> _Source records_

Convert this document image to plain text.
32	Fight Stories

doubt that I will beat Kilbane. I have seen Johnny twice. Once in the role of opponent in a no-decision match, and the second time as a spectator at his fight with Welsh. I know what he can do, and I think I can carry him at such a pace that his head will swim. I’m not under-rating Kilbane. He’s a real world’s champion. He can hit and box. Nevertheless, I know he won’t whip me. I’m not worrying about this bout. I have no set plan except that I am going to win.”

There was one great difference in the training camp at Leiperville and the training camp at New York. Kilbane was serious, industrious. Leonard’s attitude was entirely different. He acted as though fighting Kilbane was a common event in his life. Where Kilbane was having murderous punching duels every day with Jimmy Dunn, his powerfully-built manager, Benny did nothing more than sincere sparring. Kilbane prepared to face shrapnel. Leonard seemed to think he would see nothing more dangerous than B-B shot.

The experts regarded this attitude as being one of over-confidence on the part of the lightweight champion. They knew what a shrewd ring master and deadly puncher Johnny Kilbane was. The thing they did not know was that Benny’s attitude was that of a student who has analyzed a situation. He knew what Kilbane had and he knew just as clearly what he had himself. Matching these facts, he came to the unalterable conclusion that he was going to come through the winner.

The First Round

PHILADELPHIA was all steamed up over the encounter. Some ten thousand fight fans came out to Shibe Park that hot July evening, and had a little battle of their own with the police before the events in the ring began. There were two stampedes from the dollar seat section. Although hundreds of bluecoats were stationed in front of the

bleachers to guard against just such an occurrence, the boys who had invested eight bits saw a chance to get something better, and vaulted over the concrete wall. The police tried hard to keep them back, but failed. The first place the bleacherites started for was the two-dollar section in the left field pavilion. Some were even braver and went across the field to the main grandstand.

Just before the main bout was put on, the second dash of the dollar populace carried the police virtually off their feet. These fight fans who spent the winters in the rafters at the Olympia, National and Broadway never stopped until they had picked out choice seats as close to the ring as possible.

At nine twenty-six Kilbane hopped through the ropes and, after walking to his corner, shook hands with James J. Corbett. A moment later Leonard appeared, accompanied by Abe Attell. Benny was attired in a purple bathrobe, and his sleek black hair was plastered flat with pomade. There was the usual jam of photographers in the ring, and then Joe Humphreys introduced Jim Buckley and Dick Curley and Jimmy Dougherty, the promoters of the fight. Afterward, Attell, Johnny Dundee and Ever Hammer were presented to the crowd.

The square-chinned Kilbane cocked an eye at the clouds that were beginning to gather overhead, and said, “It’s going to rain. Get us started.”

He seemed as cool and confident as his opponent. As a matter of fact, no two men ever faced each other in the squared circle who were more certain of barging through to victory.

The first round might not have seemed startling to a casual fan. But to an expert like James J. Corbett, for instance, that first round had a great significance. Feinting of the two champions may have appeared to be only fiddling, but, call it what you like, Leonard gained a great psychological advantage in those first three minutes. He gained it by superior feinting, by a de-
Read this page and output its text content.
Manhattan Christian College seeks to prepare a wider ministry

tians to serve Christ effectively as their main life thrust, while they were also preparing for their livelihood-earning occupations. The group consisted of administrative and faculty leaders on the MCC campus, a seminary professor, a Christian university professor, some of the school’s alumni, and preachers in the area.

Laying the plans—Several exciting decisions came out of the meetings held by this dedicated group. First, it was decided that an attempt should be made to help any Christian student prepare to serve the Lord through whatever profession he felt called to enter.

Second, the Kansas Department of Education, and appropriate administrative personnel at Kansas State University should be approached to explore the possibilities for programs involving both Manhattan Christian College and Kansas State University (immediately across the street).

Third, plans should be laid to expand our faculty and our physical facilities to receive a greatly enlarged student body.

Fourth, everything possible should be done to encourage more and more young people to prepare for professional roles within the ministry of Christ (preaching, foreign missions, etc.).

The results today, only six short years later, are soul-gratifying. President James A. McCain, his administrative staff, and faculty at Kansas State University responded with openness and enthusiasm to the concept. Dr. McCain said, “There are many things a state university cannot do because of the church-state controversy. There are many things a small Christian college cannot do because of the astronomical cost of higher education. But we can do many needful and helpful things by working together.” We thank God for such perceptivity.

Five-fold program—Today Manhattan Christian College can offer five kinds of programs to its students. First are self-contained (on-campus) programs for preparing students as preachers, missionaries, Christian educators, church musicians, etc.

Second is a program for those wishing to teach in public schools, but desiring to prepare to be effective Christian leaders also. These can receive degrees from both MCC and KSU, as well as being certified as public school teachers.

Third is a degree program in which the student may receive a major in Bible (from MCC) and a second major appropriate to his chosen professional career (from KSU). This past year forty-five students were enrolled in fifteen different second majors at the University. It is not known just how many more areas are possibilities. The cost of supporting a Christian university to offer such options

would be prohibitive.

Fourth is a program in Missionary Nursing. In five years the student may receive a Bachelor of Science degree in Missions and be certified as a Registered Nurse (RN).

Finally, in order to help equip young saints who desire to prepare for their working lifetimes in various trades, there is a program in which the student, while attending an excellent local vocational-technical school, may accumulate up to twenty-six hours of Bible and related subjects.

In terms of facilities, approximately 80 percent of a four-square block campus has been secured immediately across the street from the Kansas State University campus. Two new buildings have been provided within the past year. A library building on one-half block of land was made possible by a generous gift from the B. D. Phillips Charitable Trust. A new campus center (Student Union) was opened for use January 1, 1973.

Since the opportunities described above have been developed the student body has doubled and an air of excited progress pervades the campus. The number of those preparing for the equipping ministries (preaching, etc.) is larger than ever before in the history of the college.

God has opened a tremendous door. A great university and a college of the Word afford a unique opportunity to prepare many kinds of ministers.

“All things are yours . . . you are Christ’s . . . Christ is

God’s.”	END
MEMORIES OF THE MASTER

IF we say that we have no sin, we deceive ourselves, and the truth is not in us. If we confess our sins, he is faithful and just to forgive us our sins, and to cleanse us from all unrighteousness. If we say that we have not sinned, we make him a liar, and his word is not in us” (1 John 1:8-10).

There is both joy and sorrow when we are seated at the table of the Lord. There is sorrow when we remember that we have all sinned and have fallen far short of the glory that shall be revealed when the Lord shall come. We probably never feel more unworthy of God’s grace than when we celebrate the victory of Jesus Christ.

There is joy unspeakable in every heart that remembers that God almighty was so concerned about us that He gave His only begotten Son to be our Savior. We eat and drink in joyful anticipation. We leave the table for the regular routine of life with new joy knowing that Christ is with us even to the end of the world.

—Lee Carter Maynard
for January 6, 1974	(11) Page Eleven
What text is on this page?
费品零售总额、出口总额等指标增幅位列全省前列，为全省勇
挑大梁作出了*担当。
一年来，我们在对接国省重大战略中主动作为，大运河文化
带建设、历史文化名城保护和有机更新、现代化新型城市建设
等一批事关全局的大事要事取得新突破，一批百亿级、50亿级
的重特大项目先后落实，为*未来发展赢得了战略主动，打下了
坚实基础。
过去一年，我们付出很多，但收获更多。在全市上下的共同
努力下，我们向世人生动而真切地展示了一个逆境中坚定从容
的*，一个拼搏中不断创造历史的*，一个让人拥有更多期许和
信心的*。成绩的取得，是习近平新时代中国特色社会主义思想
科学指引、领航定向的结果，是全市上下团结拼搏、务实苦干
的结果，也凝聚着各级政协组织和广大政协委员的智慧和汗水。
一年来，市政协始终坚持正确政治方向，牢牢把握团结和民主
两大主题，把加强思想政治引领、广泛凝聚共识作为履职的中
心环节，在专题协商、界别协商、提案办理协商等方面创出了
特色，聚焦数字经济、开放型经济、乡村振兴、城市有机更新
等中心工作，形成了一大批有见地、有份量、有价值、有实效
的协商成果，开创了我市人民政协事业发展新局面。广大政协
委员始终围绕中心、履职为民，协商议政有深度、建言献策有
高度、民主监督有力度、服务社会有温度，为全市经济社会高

> _What to produce_
Repeat back the data above, exact to the last character.

> _Exercise result_
Convert this document image to plain text.
32	Fight Stories

doubt that I will beat Kilbane. I have seen Johnny twice. Once in the role of opponent in a no-decision match, and the second time as a spectator at his fight with Welsh. I know what he can do, and I think I can carry him at such a pace that his head will swim. I’m not under-rating Kilbane. He’s a real world’s champion. He can hit and box. Nevertheless, I know he won’t whip me. I’m not worrying about this bout. I have no set plan except that I am going to win.”

There was one great difference in the training camp at Leiperville and the training camp at New York. Kilbane was serious, industrious. Leonard’s attitude was entirely different. He acted as though fighting Kilbane was a common event in his life. Where Kilbane was having murderous punching duels every day with Jimmy Dunn, his powerfully-built manager, Benny did nothing more than sincere sparring. Kilbane prepared to face shrapnel. Leonard seemed to think he would see nothing more dangerous than B-B shot.

The experts regarded this attitude as being one of over-confidence on the part of the lightweight champion. They knew what a shrewd ring master and deadly puncher Johnny Kilbane was. The thing they did not know was that Benny’s attitude was that of a student who has analyzed a situation. He knew what Kilbane had and he knew just as clearly what he had himself. Matching these facts, he came to the unalterable conclusion that he was going to come through the winner.

The First Round

PHILADELPHIA was all steamed up over the encounter. Some ten thousand fight fans came out to Shibe Park that hot July evening, and had a little battle of their own with the police before the events in the ring began. There were two stampedes from the dollar seat section. Although hundreds of bluecoats were stationed in front of the

bleachers to guard against just such an occurrence, the boys who had invested eight bits saw a chance to get something better, and vaulted over the concrete wall. The police tried hard to keep them back, but failed. The first place the bleacherites started for was the two-dollar section in the left field pavilion. Some were even braver and went across the field to the main grandstand.

Just before the main bout was put on, the second dash of the dollar populace carried the police virtually off their feet. These fight fans who spent the winters in the rafters at the Olympia, National and Broadway never stopped until they had picked out choice seats as close to the ring as possible.

At nine twenty-six Kilbane hopped through the ropes and, after walking to his corner, shook hands with James J. Corbett. A moment later Leonard appeared, accompanied by Abe Attell. Benny was attired in a purple bathrobe, and his sleek black hair was plastered flat with pomade. There was the usual jam of photographers in the ring, and then Joe Humphreys introduced Jim Buckley and Dick Curley and Jimmy Dougherty, the promoters of the fight. Afterward, Attell, Johnny Dundee and Ever Hammer were presented to the crowd.

The square-chinned Kilbane cocked an eye at the clouds that were beginning to gather overhead, and said, “It’s going to rain. Get us started.”

He seemed as cool and confident as his opponent. As a matter of fact, no two men ever faced each other in the squared circle who were more certain of barging through to victory.

The first round might not have seemed startling to a casual fan. But to an expert like James J. Corbett, for instance, that first round had a great significance. Feinting of the two champions may have appeared to be only fiddling, but, call it what you like, Leonard gained a great psychological advantage in those first three minutes. He gained it by superior feinting, by a de-
Read this page and output its text content.
Manhattan Christian College seeks to prepare a wider ministry

tians to serve Christ effectively as their main life thrust, while they were also preparing for their livelihood-earning occupations. The group consisted of administrative and faculty leaders on the MCC campus, a seminary professor, a Christian university professor, some of the school’s alumni, and preachers in the area.

Laying the plans—Several exciting decisions came out of the meetings held by this dedicated group. First, it was decided that an attempt should be made to help any Christian student prepare to serve the Lord through whatever profession he felt called to enter.

Second, the Kansas Department of Education, and appropriate administrative personnel at Kansas State University should be approached to explore the possibilities for programs involving both Manhattan Christian College and Kansas State University (immediately across the street).

Third, plans should be laid to expand our faculty and our physical facilities to receive a greatly enlarged student body.

Fourth, everything possible should be done to encourage more and more young people to prepare for professional roles within the ministry of Christ (preaching, foreign missions, etc.).

The results today, only six short years later, are soul-gratifying. President James A. McCain, his administrative staff, and faculty at Kansas State University responded with openness and enthusiasm to the concept. Dr. McCain said, “There are many things a state university cannot do because of the church-state controversy. There are many things a small Christian college cannot do because of the astronomical cost of higher education. But we can do many needful and helpful things by working together.” We thank God for such perceptivity.

Five-fold program—Today Manhattan Christian College can offer five kinds of programs to its students. First are self-contained (on-campus) programs for preparing students as preachers, missionaries, Christian educators, church musicians, etc.

Second is a program for those wishing to teach in public schools, but desiring to prepare to be effective Christian leaders also. These can receive degrees from both MCC and KSU, as well as being certified as public school teachers.

Third is a degree program in which the student may receive a major in Bible (from MCC) and a second major appropriate to his chosen professional career (from KSU). This past year forty-five students were enrolled in fifteen different second majors at the University. It is not known just how many more areas are possibilities. The cost of supporting a Christian university to offer such options

would be prohibitive.

Fourth is a program in Missionary Nursing. In five years the student may receive a Bachelor of Science degree in Missions and be certified as a Registered Nurse (RN).

Finally, in order to help equip young saints who desire to prepare for their working lifetimes in various trades, there is a program in which the student, while attending an excellent local vocational-technical school, may accumulate up to twenty-six hours of Bible and related subjects.

In terms of facilities, approximately 80 percent of a four-square block campus has been secured immediately across the street from the Kansas State University campus. Two new buildings have been provided within the past year. A library building on one-half block of land was made possible by a generous gift from the B. D. Phillips Charitable Trust. A new campus center (Student Union) was opened for use January 1, 1973.

Since the opportunities described above have been developed the student body has doubled and an air of excited progress pervades the campus. The number of those preparing for the equipping ministries (preaching, etc.) is larger than ever before in the history of the college.

God has opened a tremendous door. A great university and a college of the Word afford a unique opportunity to prepare many kinds of ministers.

“All things are yours . . . you are Christ’s . . . Christ is

God’s.”	END
MEMORIES OF THE MASTER

IF we say that we have no sin, we deceive ourselves, and the truth is not in us. If we confess our sins, he is faithful and just to forgive us our sins, and to cleanse us from all unrighteousness. If we say that we have not sinned, we make him a liar, and his word is not in us” (1 John 1:8-10).

There is both joy and sorrow when we are seated at the table of the Lord. There is sorrow when we remember that we have all sinned and have fallen far short of the glory that shall be revealed when the Lord shall come. We probably never feel more unworthy of God’s grace than when we celebrate the victory of Jesus Christ.

There is joy unspeakable in every heart that remembers that God almighty was so concerned about us that He gave His only begotten Son to be our Savior. We eat and drink in joyful anticipation. We leave the table for the regular routine of life with new joy knowing that Christ is with us even to the end of the world.

—Lee Carter Maynard
for January 6, 1974	(11) Page Eleven
What text is on this page?
费品零售总额、出口总额等指标增幅位列全省前列，为全省勇
挑大梁作出了*担当。
一年来，我们在对接国省重大战略中主动作为，大运河文化
带建设、历史文化名城保护和有机更新、现代化新型城市建设
等一批事关全局的大事要事取得新突破，一批百亿级、50亿级
的重特大项目先后落实，为*未来发展赢得了战略主动，打下了
坚实基础。
过去一年，我们付出很多，但收获更多。在全市上下的共同
努力下，我们向世人生动而真切地展示了一个逆境中坚定从容
的*，一个拼搏中不断创造历史的*，一个让人拥有更多期许和
信心的*。成绩的取得，是习近平新时代中国特色社会主义思想
科学指引、领航定向的结果，是全市上下团结拼搏、务实苦干
的结果，也凝聚着各级政协组织和广大政协委员的智慧和汗水。
一年来，市政协始终坚持正确政治方向，牢牢把握团结和民主
两大主题，把加强思想政治引领、广泛凝聚共识作为履职的中
心环节，在专题协商、界别协商、提案办理协商等方面创出了
特色，聚焦数字经济、开放型经济、乡村振兴、城市有机更新
等中心工作，形成了一大批有见地、有份量、有价值、有实效
的协商成果，开创了我市人民政协事业发展新局面。广大政协
委员始终围绕中心、履职为民，协商议政有深度、建言献策有
高度、民主监督有力度、服务社会有温度，为全市经济社会高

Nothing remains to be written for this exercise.